— INFORMATION PROVIDED —
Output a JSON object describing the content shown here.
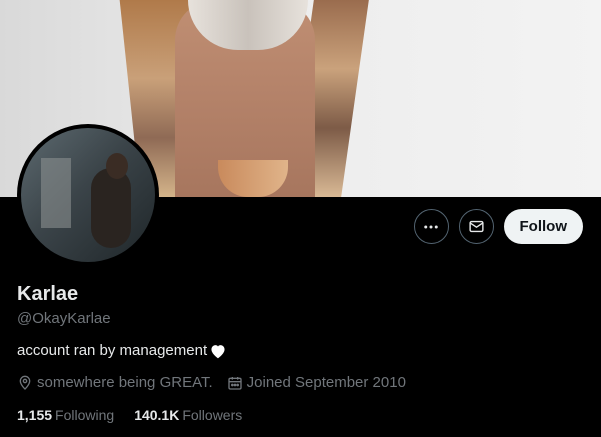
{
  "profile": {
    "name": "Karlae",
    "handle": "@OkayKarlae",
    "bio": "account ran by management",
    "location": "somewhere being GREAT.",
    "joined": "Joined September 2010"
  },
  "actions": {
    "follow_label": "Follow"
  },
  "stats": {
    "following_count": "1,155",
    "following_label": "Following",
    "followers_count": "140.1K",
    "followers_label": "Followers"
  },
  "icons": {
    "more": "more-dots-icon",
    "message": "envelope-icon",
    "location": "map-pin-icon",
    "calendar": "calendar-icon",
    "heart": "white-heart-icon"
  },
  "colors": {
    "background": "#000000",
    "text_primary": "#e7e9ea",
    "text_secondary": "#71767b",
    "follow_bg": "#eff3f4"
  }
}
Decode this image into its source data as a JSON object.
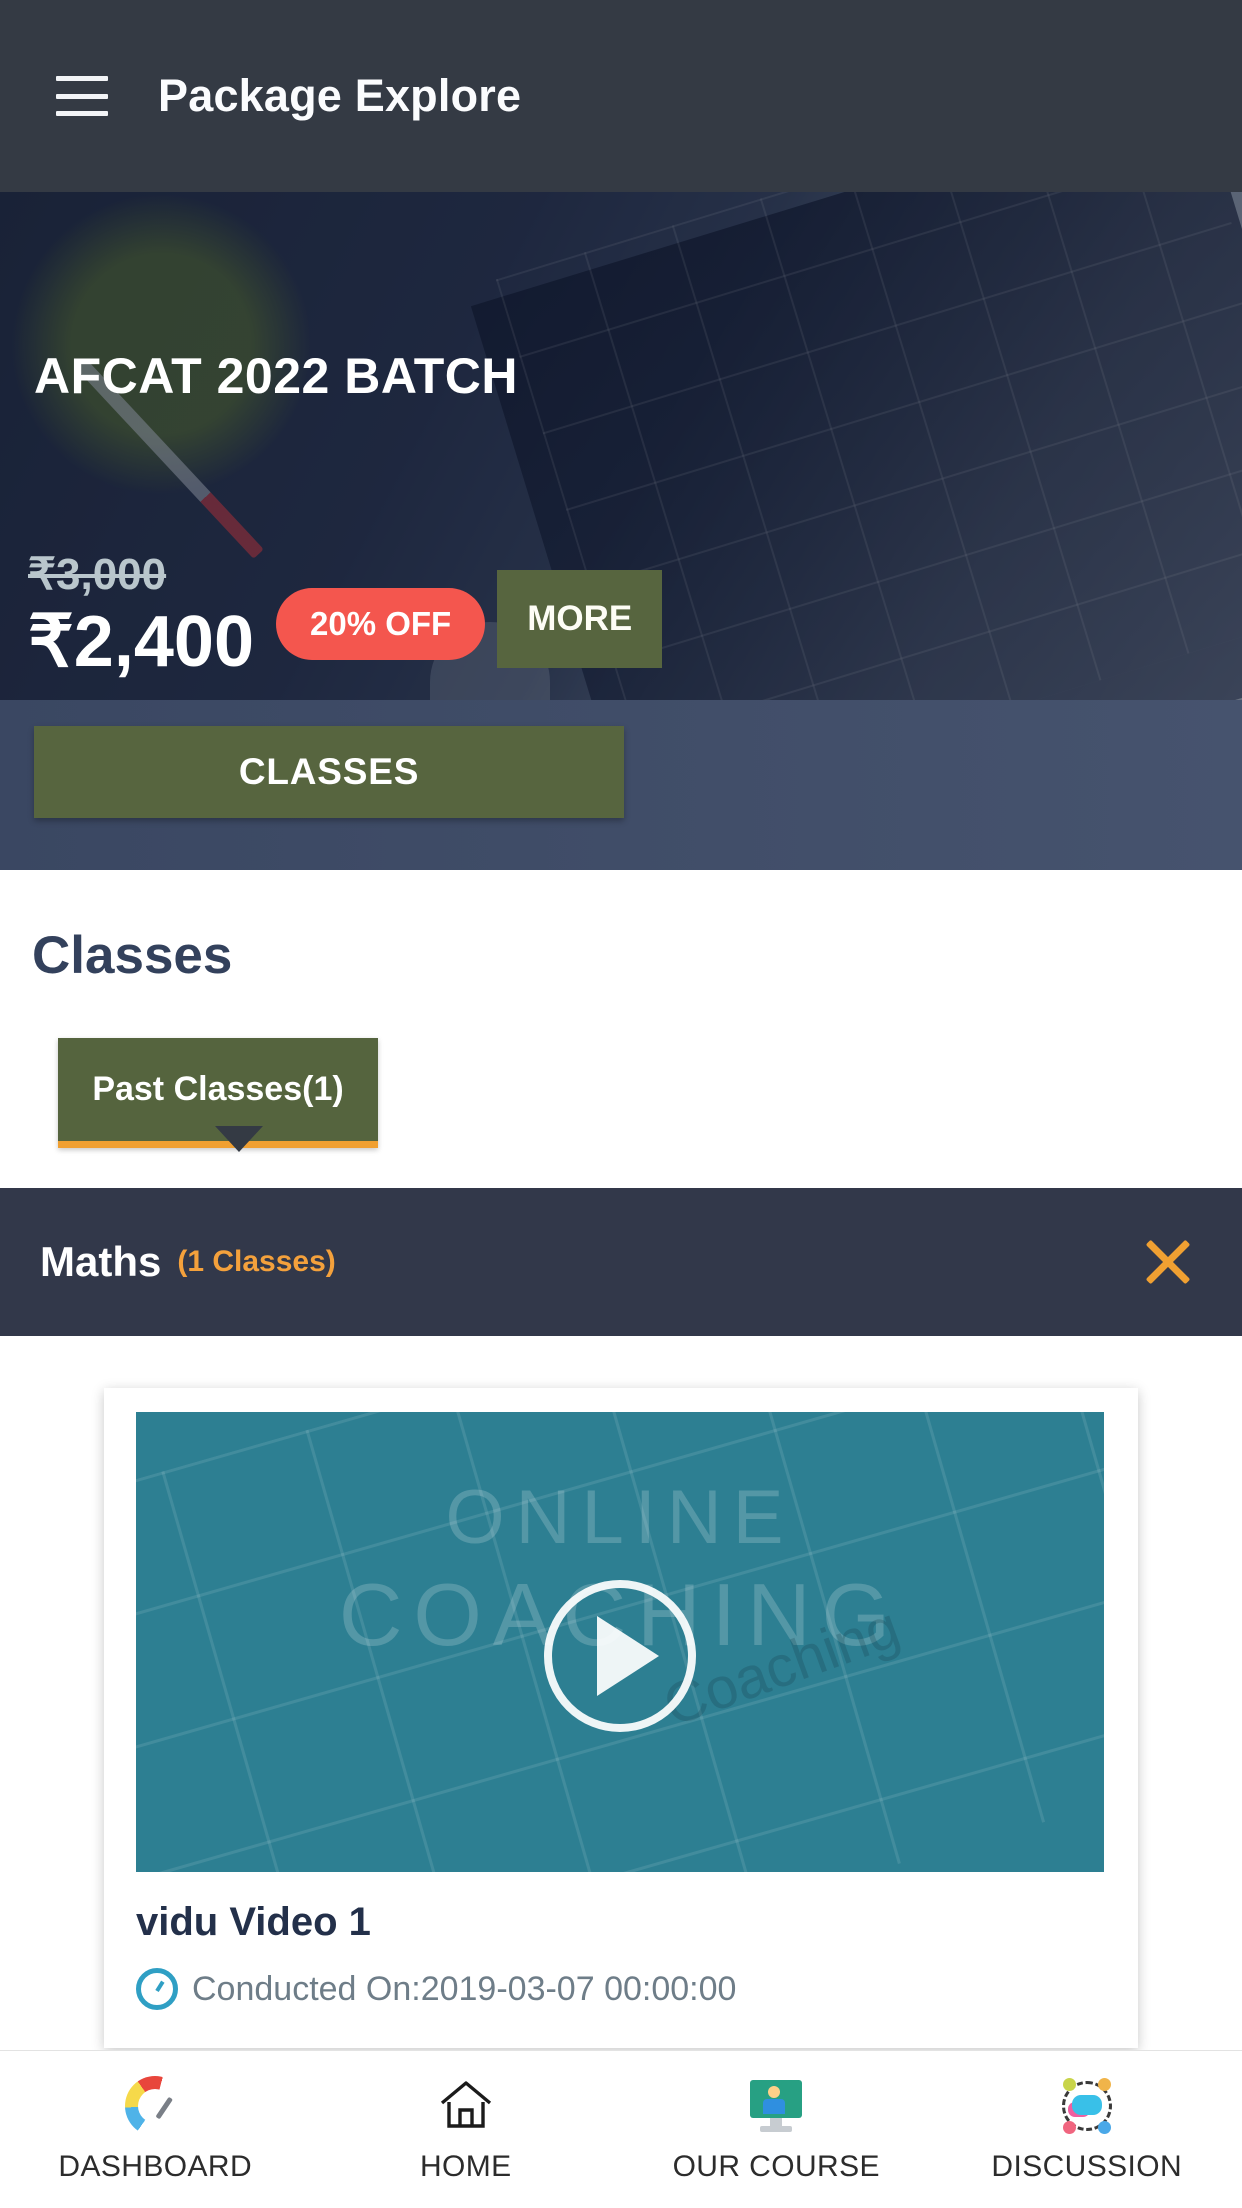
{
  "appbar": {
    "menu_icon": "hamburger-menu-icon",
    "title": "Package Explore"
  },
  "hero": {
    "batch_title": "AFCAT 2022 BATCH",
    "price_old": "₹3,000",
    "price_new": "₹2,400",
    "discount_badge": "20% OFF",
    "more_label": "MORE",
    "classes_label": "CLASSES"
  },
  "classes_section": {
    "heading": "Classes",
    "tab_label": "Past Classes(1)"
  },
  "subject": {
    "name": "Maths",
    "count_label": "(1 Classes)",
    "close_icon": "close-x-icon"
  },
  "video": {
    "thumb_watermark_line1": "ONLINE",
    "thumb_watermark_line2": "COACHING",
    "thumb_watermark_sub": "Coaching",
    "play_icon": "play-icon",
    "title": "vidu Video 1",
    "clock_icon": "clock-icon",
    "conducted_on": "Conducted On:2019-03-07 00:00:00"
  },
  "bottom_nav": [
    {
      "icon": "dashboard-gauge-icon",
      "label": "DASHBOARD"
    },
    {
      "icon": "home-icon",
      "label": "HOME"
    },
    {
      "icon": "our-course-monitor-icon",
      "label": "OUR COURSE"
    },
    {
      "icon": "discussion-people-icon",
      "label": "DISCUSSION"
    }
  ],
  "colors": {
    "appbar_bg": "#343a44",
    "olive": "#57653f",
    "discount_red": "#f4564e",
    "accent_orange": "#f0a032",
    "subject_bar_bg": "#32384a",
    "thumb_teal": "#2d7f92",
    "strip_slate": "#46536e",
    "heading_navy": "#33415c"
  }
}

— AIM —
The pictures stay out; repeat exactly the lines from the one with "Decode this image" to the end of the entries above, and nothing else.

— SOLUTION FOR THIS PROBLEM —
Decode this image into its source data as a JSON object.
{
  "appbar": {
    "menu_icon": "hamburger-menu-icon",
    "title": "Package Explore"
  },
  "hero": {
    "batch_title": "AFCAT 2022 BATCH",
    "price_old": "₹3,000",
    "price_new": "₹2,400",
    "discount_badge": "20% OFF",
    "more_label": "MORE",
    "classes_label": "CLASSES"
  },
  "classes_section": {
    "heading": "Classes",
    "tab_label": "Past Classes(1)"
  },
  "subject": {
    "name": "Maths",
    "count_label": "(1 Classes)",
    "close_icon": "close-x-icon"
  },
  "video": {
    "thumb_watermark_line1": "ONLINE",
    "thumb_watermark_line2": "COACHING",
    "thumb_watermark_sub": "Coaching",
    "play_icon": "play-icon",
    "title": "vidu Video 1",
    "clock_icon": "clock-icon",
    "conducted_on": "Conducted On:2019-03-07 00:00:00"
  },
  "bottom_nav": [
    {
      "icon": "dashboard-gauge-icon",
      "label": "DASHBOARD"
    },
    {
      "icon": "home-icon",
      "label": "HOME"
    },
    {
      "icon": "our-course-monitor-icon",
      "label": "OUR COURSE"
    },
    {
      "icon": "discussion-people-icon",
      "label": "DISCUSSION"
    }
  ],
  "colors": {
    "appbar_bg": "#343a44",
    "olive": "#57653f",
    "discount_red": "#f4564e",
    "accent_orange": "#f0a032",
    "subject_bar_bg": "#32384a",
    "thumb_teal": "#2d7f92",
    "strip_slate": "#46536e",
    "heading_navy": "#33415c"
  }
}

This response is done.